# START OF PROVIDED DATA

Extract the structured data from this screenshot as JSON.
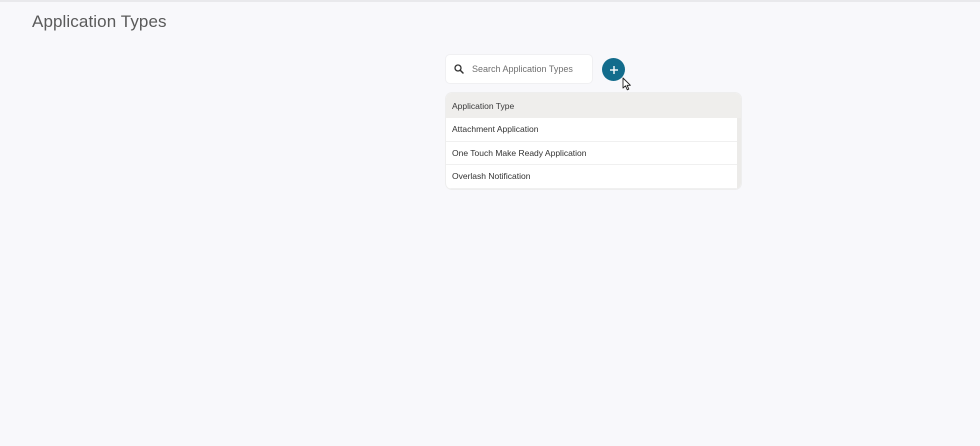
{
  "page": {
    "title": "Application Types"
  },
  "search": {
    "placeholder": "Search Application Types",
    "value": "",
    "icon": "search-icon"
  },
  "add_button": {
    "icon": "plus-icon",
    "color": "#136c8c"
  },
  "table": {
    "header": "Application Type",
    "rows": [
      "Attachment Application",
      "One Touch Make Ready Application",
      "Overlash Notification"
    ]
  }
}
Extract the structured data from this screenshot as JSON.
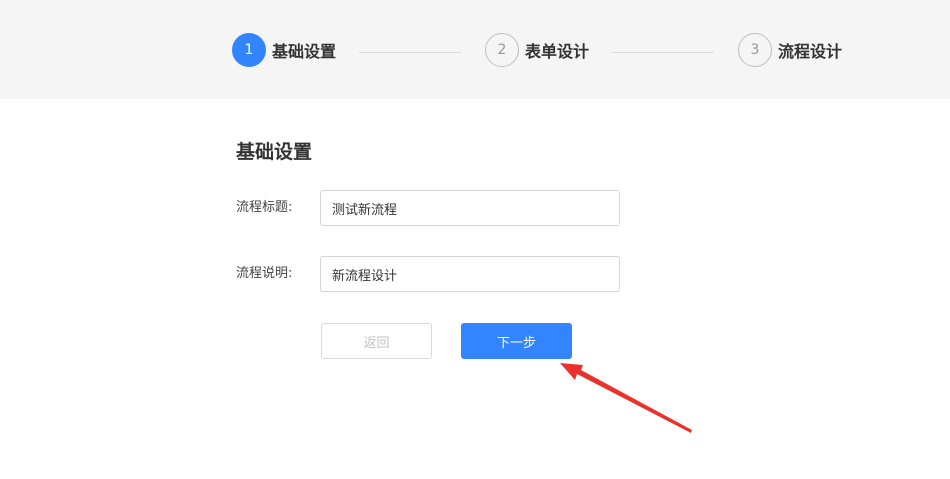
{
  "steps": [
    {
      "number": "1",
      "label": "基础设置",
      "state": "active"
    },
    {
      "number": "2",
      "label": "表单设计",
      "state": "inactive"
    },
    {
      "number": "3",
      "label": "流程设计",
      "state": "inactive"
    }
  ],
  "form": {
    "section_title": "基础设置",
    "title_label": "流程标题:",
    "title_value": "测试新流程",
    "desc_label": "流程说明:",
    "desc_value": "新流程设计"
  },
  "buttons": {
    "back_label": "返回",
    "next_label": "下一步"
  },
  "colors": {
    "primary": "#3385ff",
    "annotation_arrow": "#e8322b"
  }
}
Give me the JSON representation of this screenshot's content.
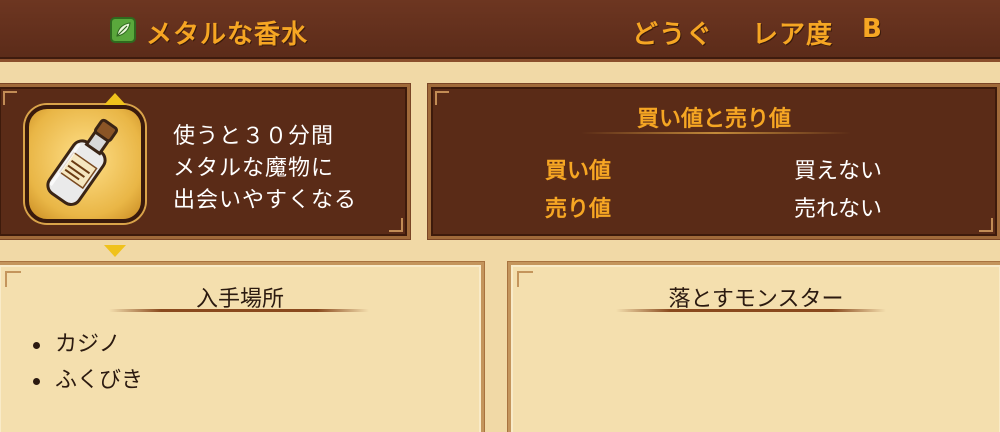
{
  "header": {
    "item_name": "メタルな香水",
    "category": "どうぐ",
    "rarity_label": "レア度",
    "rarity_value": "B",
    "category_icon": "leaf-icon"
  },
  "item": {
    "icon": "perfume-bottle-icon",
    "description": [
      "使うと３０分間",
      "メタルな魔物に",
      "出会いやすくなる"
    ]
  },
  "prices": {
    "title": "買い値と売り値",
    "buy_label": "買い値",
    "buy_value": "買えない",
    "sell_label": "売り値",
    "sell_value": "売れない"
  },
  "obtain": {
    "title": "入手場所",
    "items": [
      "カジノ",
      "ふくびき"
    ]
  },
  "drops": {
    "title": "落とすモンスター",
    "items": []
  }
}
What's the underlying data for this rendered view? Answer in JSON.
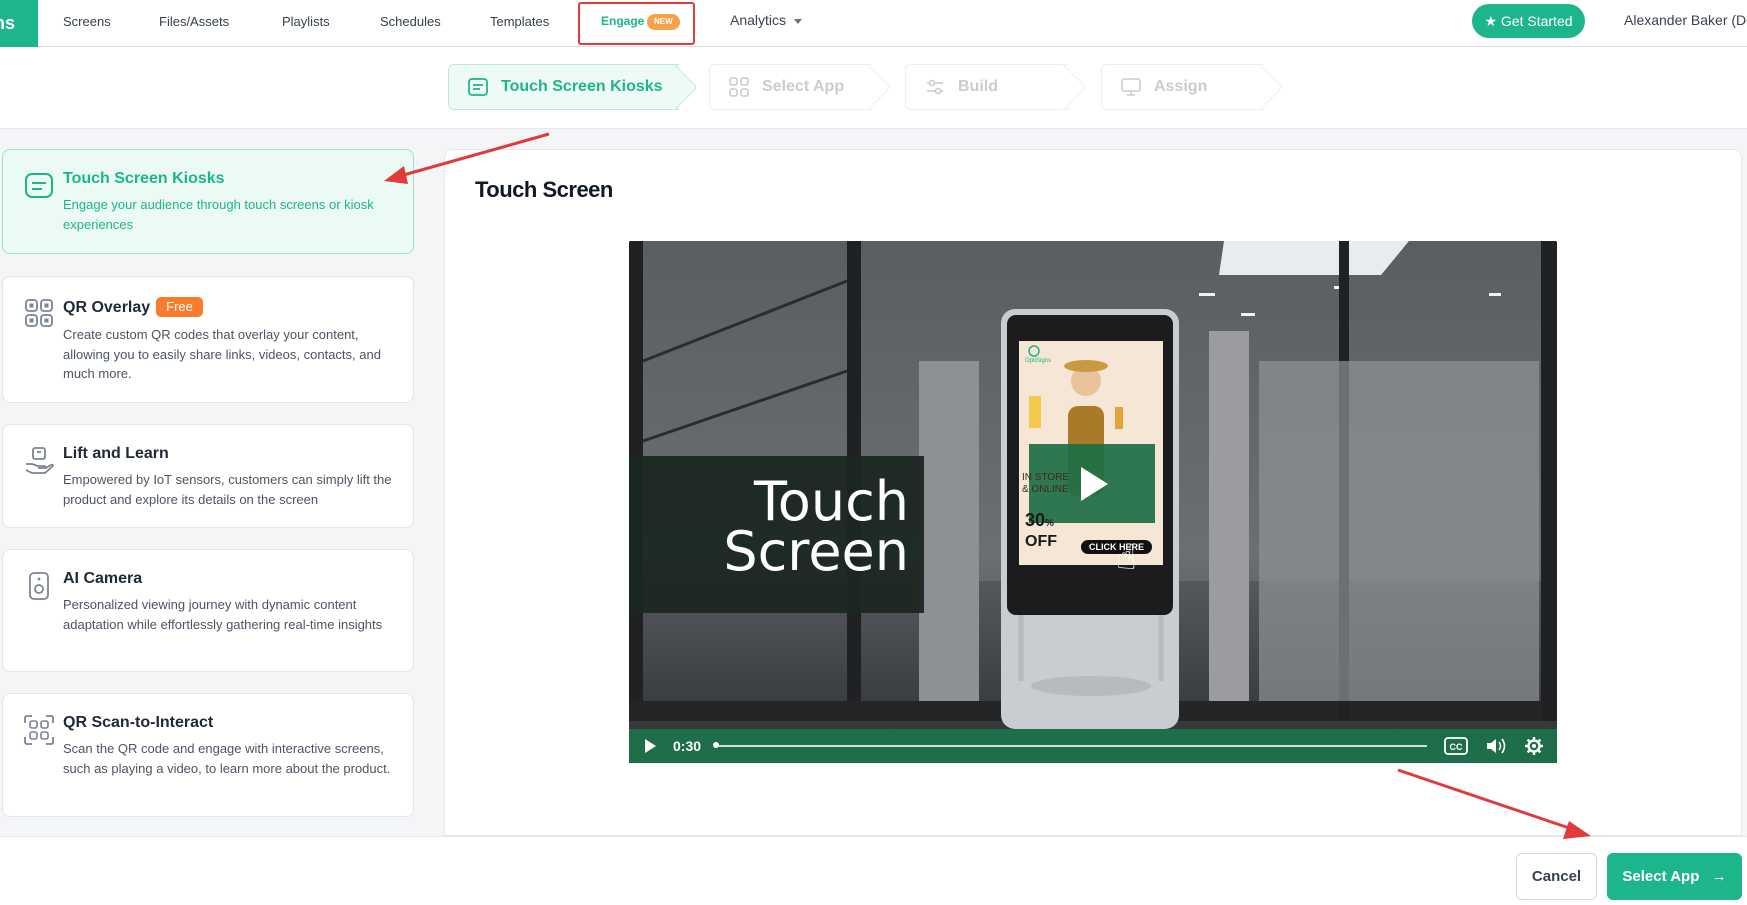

# END OF PROVIDED DATA

AIM OF THE EXERCISE:
Return to the listing above and set it down exactly, leaving out its pictures.

SOLUTION:
Extract the structured data from this screenshot as JSON.
{
  "page": {
    "title": "Application Types"
  },
  "search": {
    "placeholder": "Search Application Types",
    "value": "",
    "icon": "search-icon"
  },
  "add_button": {
    "icon": "plus-icon",
    "color": "#136c8c"
  },
  "table": {
    "header": "Application Type",
    "rows": [
      "Attachment Application",
      "One Touch Make Ready Application",
      "Overlash Notification"
    ]
  }
}
Extract the structured data from this screenshot as JSON.
{
  "steps": [
    {
      "number": "1",
      "label": "基础设置",
      "state": "active"
    },
    {
      "number": "2",
      "label": "表单设计",
      "state": "inactive"
    },
    {
      "number": "3",
      "label": "流程设计",
      "state": "inactive"
    }
  ],
  "form": {
    "section_title": "基础设置",
    "title_label": "流程标题:",
    "title_value": "测试新流程",
    "desc_label": "流程说明:",
    "desc_value": "新流程设计"
  },
  "buttons": {
    "back_label": "返回",
    "next_label": "下一步"
  },
  "colors": {
    "primary": "#3385ff",
    "annotation_arrow": "#e8322b"
  }
}
Give me the JSON representation of this screenshot's content.
{
  "header": {
    "item_name": "メタルな香水",
    "category": "どうぐ",
    "rarity_label": "レア度",
    "rarity_value": "B",
    "category_icon": "leaf-icon"
  },
  "item": {
    "icon": "perfume-bottle-icon",
    "description": [
      "使うと３０分間",
      "メタルな魔物に",
      "出会いやすくなる"
    ]
  },
  "prices": {
    "title": "買い値と売り値",
    "buy_label": "買い値",
    "buy_value": "買えない",
    "sell_label": "売り値",
    "sell_value": "売れない"
  },
  "obtain": {
    "title": "入手場所",
    "items": [
      "カジノ",
      "ふくびき"
    ]
  },
  "drops": {
    "title": "落とすモンスター",
    "items": []
  }
}
What's the underlying data for this rendered view? Answer in JSON.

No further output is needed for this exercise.